TASK TO CARRY OUT. Reproduce every item below verbatim, keeping each line unchanged.
********************
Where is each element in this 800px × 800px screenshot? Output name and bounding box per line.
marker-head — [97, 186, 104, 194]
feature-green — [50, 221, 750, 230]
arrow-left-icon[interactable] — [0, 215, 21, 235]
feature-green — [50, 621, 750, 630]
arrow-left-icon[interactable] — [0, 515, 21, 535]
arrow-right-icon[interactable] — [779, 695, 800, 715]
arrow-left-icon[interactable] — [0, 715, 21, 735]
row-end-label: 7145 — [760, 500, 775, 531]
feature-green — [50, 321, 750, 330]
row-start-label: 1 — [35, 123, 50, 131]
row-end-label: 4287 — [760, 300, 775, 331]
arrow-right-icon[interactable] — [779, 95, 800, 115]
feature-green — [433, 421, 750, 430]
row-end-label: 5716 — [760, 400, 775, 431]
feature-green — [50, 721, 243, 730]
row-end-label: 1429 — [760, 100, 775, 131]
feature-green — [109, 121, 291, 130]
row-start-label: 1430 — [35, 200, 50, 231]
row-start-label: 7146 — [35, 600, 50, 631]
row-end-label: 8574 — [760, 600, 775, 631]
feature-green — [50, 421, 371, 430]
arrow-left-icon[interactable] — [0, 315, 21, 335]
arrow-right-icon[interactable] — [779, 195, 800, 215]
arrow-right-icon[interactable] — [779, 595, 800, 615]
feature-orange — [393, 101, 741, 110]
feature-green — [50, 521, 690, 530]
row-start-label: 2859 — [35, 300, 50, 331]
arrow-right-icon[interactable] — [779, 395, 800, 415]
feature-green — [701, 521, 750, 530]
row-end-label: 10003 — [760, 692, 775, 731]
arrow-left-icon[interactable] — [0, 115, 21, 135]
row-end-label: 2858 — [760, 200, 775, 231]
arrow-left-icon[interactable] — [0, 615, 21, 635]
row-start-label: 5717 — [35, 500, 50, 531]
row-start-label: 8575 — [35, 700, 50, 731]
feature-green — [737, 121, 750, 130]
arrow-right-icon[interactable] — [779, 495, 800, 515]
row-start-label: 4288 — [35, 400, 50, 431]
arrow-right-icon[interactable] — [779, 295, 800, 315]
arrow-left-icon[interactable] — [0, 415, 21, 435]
********************
EXERCISE RESULT.
Where is each element in this 800px × 800px screenshot? Output name and bounding box per line.
marker-head — [97, 186, 104, 194]
feature-green — [50, 221, 750, 230]
arrow-left-icon[interactable] — [0, 215, 21, 235]
feature-green — [50, 621, 750, 630]
arrow-left-icon[interactable] — [0, 515, 21, 535]
arrow-right-icon[interactable] — [779, 695, 800, 715]
arrow-left-icon[interactable] — [0, 715, 21, 735]
row-end-label: 7145 — [760, 500, 775, 531]
feature-green — [50, 321, 750, 330]
row-start-label: 1 — [35, 123, 50, 131]
row-end-label: 4287 — [760, 300, 775, 331]
arrow-right-icon[interactable] — [779, 95, 800, 115]
feature-green — [433, 421, 750, 430]
row-end-label: 5716 — [760, 400, 775, 431]
feature-green — [50, 721, 243, 730]
row-end-label: 1429 — [760, 100, 775, 131]
feature-green — [109, 121, 291, 130]
row-start-label: 1430 — [35, 200, 50, 231]
row-start-label: 7146 — [35, 600, 50, 631]
row-end-label: 8574 — [760, 600, 775, 631]
feature-green — [50, 421, 371, 430]
arrow-left-icon[interactable] — [0, 315, 21, 335]
arrow-right-icon[interactable] — [779, 195, 800, 215]
arrow-right-icon[interactable] — [779, 595, 800, 615]
feature-orange — [393, 101, 741, 110]
feature-green — [50, 521, 690, 530]
row-start-label: 2859 — [35, 300, 50, 331]
arrow-right-icon[interactable] — [779, 395, 800, 415]
feature-green — [701, 521, 750, 530]
row-end-label: 10003 — [760, 692, 775, 731]
arrow-left-icon[interactable] — [0, 115, 21, 135]
row-end-label: 2858 — [760, 200, 775, 231]
arrow-left-icon[interactable] — [0, 615, 21, 635]
row-start-label: 5717 — [35, 500, 50, 531]
row-start-label: 8575 — [35, 700, 50, 731]
feature-green — [737, 121, 750, 130]
arrow-right-icon[interactable] — [779, 495, 800, 515]
row-start-label: 4288 — [35, 400, 50, 431]
arrow-right-icon[interactable] — [779, 295, 800, 315]
arrow-left-icon[interactable] — [0, 415, 21, 435]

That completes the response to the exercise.